GOAL –
Go through the material and tally the lines containing the string "companies". Give the total alone.

DATA FOR PROCESSING –
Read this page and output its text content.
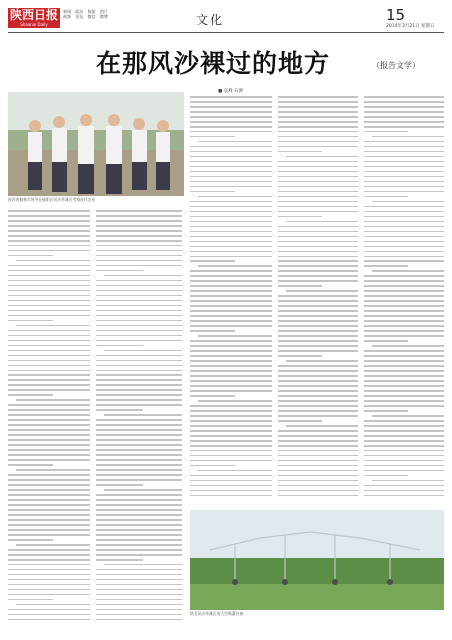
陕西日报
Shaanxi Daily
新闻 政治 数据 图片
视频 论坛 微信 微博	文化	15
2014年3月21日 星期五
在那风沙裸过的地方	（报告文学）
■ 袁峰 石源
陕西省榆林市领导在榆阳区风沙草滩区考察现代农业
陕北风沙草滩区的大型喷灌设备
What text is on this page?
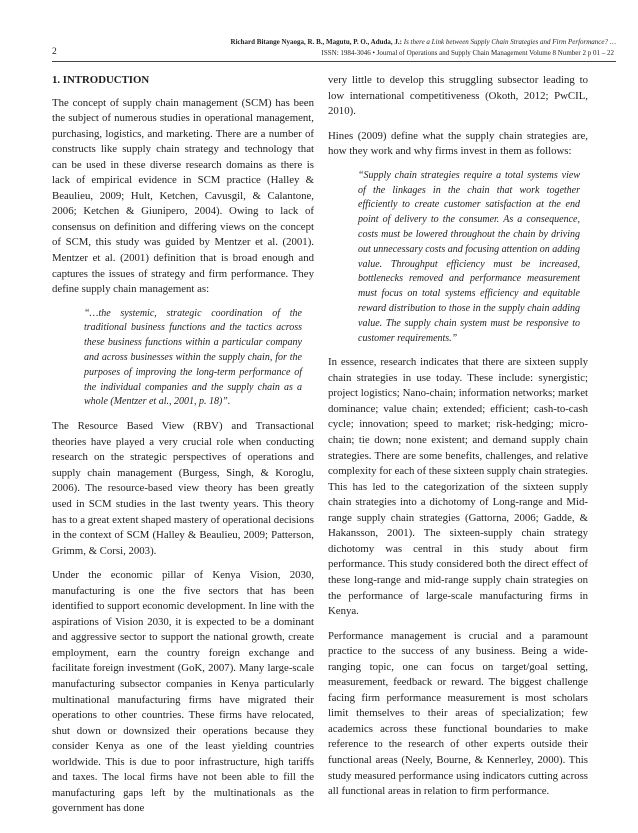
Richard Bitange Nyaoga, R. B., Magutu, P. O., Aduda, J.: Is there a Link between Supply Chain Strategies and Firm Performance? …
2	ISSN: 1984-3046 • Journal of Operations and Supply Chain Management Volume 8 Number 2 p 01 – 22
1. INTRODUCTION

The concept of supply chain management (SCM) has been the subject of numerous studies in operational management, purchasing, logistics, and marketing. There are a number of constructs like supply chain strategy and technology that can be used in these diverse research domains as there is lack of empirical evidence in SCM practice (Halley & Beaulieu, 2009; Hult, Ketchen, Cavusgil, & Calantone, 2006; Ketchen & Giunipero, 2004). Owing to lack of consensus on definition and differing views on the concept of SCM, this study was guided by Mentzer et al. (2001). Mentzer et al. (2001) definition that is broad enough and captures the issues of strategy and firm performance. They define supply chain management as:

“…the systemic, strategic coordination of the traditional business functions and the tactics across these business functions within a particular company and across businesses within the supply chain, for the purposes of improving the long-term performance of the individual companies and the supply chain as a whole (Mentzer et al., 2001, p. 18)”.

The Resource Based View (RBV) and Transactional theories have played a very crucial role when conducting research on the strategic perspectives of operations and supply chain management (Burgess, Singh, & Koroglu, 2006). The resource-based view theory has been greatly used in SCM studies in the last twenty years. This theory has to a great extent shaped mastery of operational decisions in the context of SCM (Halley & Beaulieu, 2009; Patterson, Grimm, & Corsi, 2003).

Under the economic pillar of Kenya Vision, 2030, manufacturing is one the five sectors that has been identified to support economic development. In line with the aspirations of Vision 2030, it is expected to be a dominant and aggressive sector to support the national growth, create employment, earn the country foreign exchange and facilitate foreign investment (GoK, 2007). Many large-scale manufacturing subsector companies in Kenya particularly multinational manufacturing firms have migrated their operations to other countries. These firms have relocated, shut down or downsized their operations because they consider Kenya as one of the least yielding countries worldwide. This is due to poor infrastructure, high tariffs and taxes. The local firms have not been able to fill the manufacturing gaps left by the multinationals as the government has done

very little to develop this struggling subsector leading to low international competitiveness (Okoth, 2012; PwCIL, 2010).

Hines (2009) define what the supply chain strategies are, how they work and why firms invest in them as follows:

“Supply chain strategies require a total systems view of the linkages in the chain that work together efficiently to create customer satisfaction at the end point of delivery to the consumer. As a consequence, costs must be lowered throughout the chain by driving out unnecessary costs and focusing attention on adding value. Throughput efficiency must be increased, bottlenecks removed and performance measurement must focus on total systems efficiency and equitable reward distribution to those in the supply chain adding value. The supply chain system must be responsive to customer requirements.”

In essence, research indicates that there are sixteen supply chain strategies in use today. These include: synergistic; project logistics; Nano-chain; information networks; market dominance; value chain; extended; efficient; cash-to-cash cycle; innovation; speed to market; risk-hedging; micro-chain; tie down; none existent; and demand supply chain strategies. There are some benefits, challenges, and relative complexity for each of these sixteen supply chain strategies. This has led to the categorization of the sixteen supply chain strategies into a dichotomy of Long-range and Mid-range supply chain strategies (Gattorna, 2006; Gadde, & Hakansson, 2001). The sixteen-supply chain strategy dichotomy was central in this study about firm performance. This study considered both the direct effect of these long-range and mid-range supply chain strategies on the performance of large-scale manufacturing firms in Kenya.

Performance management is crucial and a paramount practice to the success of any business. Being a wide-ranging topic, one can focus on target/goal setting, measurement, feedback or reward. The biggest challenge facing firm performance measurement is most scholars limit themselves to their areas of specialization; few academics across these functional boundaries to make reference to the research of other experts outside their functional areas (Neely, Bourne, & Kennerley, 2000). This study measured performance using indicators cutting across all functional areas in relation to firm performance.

==

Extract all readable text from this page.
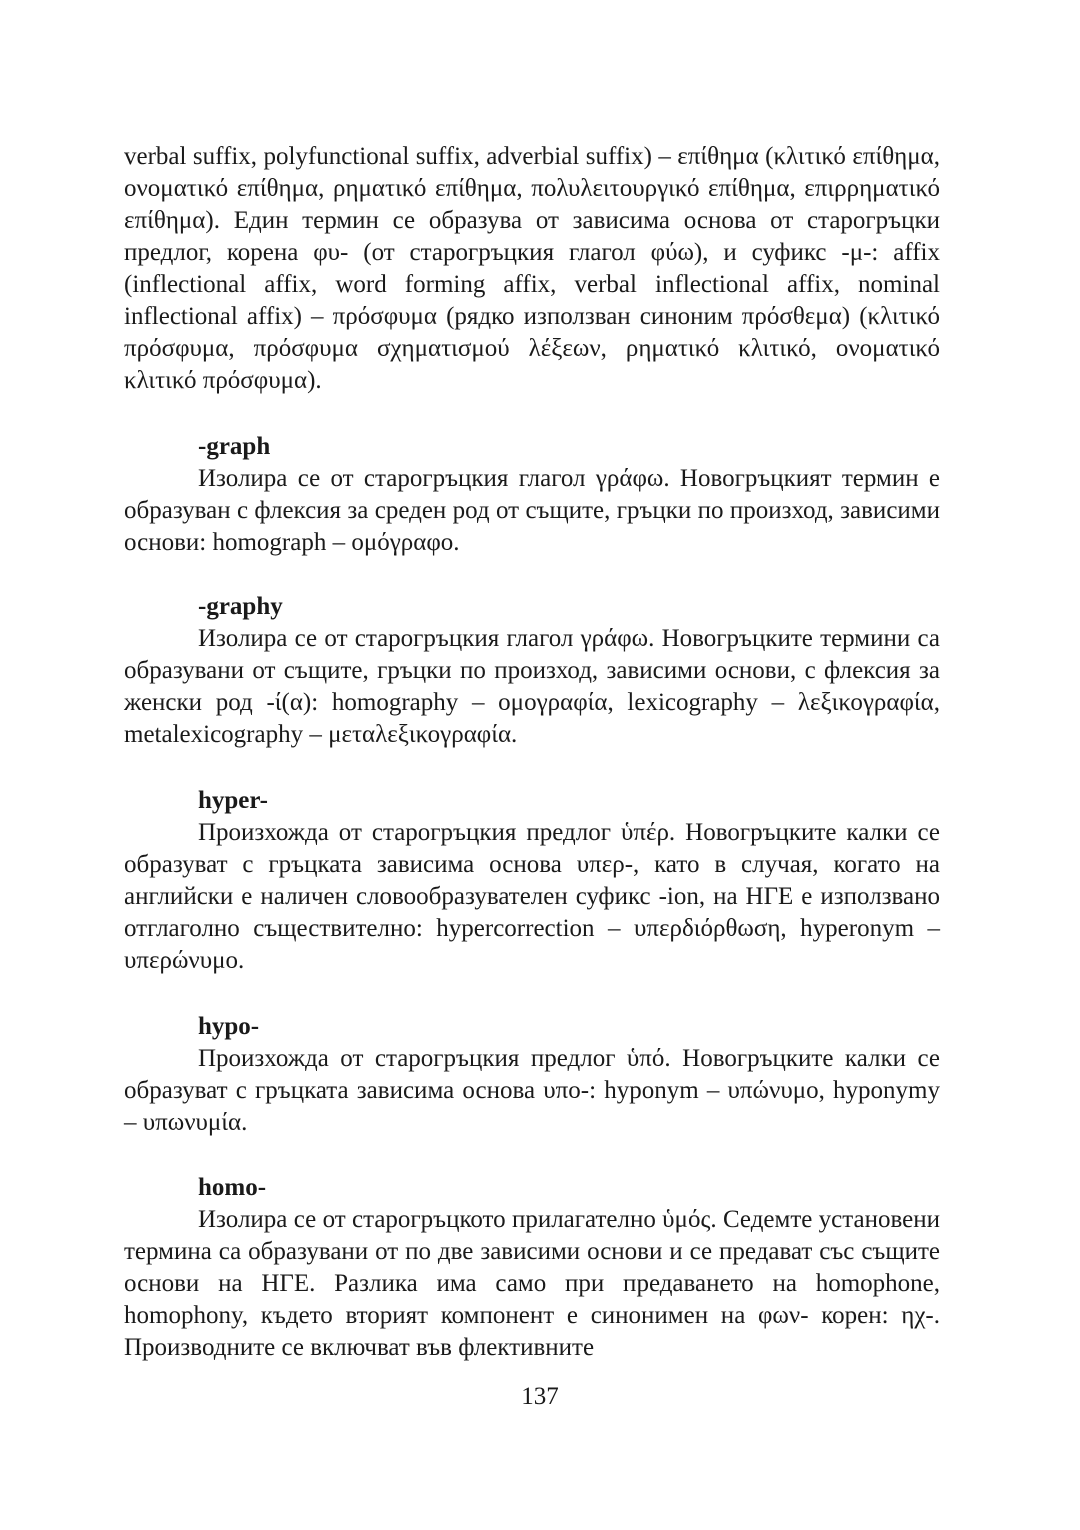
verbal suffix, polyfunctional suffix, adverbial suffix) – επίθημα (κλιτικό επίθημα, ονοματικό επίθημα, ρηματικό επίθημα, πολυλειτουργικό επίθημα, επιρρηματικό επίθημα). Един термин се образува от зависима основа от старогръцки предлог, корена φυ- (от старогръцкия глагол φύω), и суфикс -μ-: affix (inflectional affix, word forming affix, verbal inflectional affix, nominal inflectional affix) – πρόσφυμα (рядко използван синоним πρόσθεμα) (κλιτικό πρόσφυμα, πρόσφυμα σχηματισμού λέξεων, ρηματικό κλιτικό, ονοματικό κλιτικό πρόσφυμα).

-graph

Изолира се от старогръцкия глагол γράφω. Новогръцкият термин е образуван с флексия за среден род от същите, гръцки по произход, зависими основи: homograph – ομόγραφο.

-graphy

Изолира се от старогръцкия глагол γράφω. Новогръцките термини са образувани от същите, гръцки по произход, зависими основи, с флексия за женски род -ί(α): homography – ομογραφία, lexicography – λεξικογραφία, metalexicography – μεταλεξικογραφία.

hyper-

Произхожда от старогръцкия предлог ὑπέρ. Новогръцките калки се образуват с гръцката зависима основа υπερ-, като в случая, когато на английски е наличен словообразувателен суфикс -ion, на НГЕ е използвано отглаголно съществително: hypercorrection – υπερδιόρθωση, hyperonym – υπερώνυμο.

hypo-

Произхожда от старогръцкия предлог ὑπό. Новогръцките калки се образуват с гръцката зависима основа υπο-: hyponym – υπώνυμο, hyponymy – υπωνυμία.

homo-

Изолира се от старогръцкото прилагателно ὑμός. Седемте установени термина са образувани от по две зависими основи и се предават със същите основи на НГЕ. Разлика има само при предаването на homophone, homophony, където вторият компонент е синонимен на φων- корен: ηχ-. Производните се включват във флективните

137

SOLUTION FOR THIS PROBLEM –
2